YOUR GOAL —
Give these lines as a numbered list, leaving out any blank lines, and cover every one of the records.

──────────

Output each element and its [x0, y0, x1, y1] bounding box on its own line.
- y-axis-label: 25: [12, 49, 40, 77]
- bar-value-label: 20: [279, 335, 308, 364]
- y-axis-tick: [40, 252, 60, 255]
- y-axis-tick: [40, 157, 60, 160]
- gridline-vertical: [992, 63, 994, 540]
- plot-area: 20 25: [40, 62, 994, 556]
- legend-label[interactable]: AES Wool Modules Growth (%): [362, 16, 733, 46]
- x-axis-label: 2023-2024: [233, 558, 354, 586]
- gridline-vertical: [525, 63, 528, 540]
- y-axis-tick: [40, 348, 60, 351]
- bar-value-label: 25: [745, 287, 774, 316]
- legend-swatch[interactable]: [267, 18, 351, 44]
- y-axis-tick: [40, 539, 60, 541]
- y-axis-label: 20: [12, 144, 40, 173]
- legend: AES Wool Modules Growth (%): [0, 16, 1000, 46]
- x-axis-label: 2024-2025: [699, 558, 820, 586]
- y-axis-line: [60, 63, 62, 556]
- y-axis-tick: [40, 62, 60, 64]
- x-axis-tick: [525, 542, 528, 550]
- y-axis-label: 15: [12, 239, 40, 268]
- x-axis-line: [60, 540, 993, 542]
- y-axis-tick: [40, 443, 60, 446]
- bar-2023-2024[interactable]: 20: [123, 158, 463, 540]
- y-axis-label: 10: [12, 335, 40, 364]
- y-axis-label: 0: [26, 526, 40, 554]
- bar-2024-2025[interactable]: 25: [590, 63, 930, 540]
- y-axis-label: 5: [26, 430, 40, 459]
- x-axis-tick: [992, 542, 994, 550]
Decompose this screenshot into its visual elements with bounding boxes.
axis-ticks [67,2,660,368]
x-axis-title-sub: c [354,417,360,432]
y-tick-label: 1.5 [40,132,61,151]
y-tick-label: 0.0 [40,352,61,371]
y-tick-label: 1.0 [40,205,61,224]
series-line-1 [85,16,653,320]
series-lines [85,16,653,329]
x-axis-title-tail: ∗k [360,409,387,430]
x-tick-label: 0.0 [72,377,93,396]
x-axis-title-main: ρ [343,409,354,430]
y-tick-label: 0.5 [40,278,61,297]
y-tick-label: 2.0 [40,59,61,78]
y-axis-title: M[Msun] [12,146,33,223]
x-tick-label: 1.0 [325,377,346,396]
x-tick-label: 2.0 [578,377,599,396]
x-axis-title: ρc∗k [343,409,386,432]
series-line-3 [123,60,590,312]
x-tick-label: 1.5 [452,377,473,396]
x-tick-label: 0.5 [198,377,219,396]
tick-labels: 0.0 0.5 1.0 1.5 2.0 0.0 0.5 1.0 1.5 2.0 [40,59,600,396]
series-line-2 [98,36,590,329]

──────────

TASK RESPONSE —
1. Output each element and its [x0, y0, x1, y1] bounding box on its own line.
2. - y-axis-label: 25: [12, 49, 40, 77]
3. - bar-value-label: 20: [279, 335, 308, 364]
4. - y-axis-tick: [40, 252, 60, 255]
5. - y-axis-tick: [40, 157, 60, 160]
6. - gridline-vertical: [992, 63, 994, 540]
7. - plot-area: 20 25: [40, 62, 994, 556]
8. - legend-label[interactable]: AES Wool Modules Growth (%): [362, 16, 733, 46]
9. - x-axis-label: 2023-2024: [233, 558, 354, 586]
10. - gridline-vertical: [525, 63, 528, 540]
11. - y-axis-tick: [40, 348, 60, 351]
12. - bar-value-label: 25: [745, 287, 774, 316]
13. - legend-swatch[interactable]: [267, 18, 351, 44]
14. - y-axis-tick: [40, 539, 60, 541]
15. - y-axis-label: 20: [12, 144, 40, 173]
16. - legend: AES Wool Modules Growth (%): [0, 16, 1000, 46]
17. - x-axis-label: 2024-2025: [699, 558, 820, 586]
18. - y-axis-line: [60, 63, 62, 556]
19. - y-axis-tick: [40, 62, 60, 64]
20. - x-axis-tick: [525, 542, 528, 550]
21. - y-axis-label: 15: [12, 239, 40, 268]
22. - x-axis-line: [60, 540, 993, 542]
23. - y-axis-tick: [40, 443, 60, 446]
24. - bar-2023-2024[interactable]: 20: [123, 158, 463, 540]
25. - y-axis-label: 10: [12, 335, 40, 364]
26. - y-axis-label: 0: [26, 526, 40, 554]
27. - bar-2024-2025[interactable]: 25: [590, 63, 930, 540]
28. - y-axis-label: 5: [26, 430, 40, 459]
29. - x-axis-tick: [992, 542, 994, 550]
30. Decompose this screenshot into its visual elements with bounding boxes.
31. axis-ticks [67,2,660,368]
32. x-axis-title-sub: c [354,417,360,432]
33. y-tick-label: 1.5 [40,132,61,151]
34. y-tick-label: 0.0 [40,352,61,371]
35. y-tick-label: 1.0 [40,205,61,224]
36. series-line-1 [85,16,653,320]
37. series-lines [85,16,653,329]
38. x-axis-title-tail: ∗k [360,409,387,430]
39. x-tick-label: 0.0 [72,377,93,396]
40. x-axis-title-main: ρ [343,409,354,430]
41. y-tick-label: 0.5 [40,278,61,297]
42. y-tick-label: 2.0 [40,59,61,78]
43. y-axis-title: M[Msun] [12,146,33,223]
44. x-tick-label: 1.0 [325,377,346,396]
45. x-tick-label: 2.0 [578,377,599,396]
46. x-axis-title: ρc∗k [343,409,386,432]
47. series-line-3 [123,60,590,312]
48. x-tick-label: 1.5 [452,377,473,396]
49. x-tick-label: 0.5 [198,377,219,396]
50. tick-labels: 0.0 0.5 1.0 1.5 2.0 0.0 0.5 1.0 1.5 2.0 [40,59,600,396]
51. series-line-2 [98,36,590,329]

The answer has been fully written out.